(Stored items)
■ ■ ■ ■ ■ ■ ■

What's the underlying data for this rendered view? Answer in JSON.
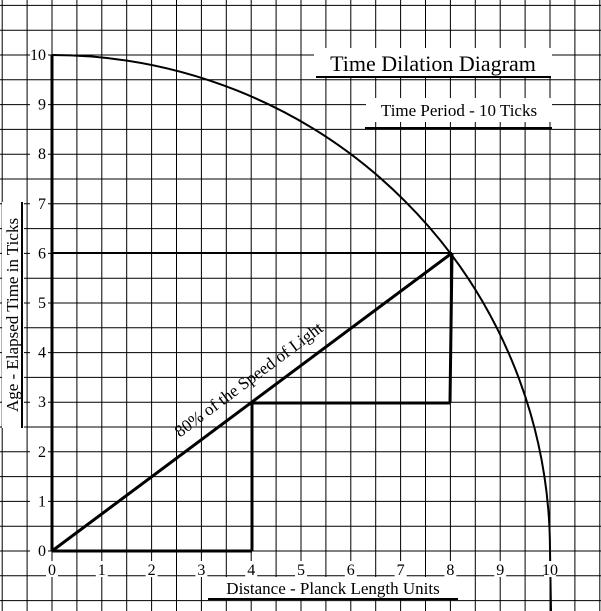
{
  "title": "Time Dilation Diagram",
  "subtitle": "Time Period - 10 Ticks",
  "annotation": "80% of the Speed of Light",
  "x_axis": {
    "label": "Distance - Planck Length Units",
    "ticks": [
      0,
      1,
      2,
      3,
      4,
      5,
      6,
      7,
      8,
      9,
      10
    ]
  },
  "y_axis": {
    "label": "Age - Elapsed Time in Ticks",
    "ticks": [
      0,
      1,
      2,
      3,
      4,
      5,
      6,
      7,
      8,
      9,
      10
    ]
  }
}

■ ■ ■ ■ ■ ■ ■

**GIVEN INSTRUCTION:** All lines above containing the string "Time" are to be collected.

**EXERCISE RESPONSE:**
  "title": "Time Dilation Diagram",
  "subtitle": "Time Period - 10 Ticks",
    "label": "Age - Elapsed Time in Ticks",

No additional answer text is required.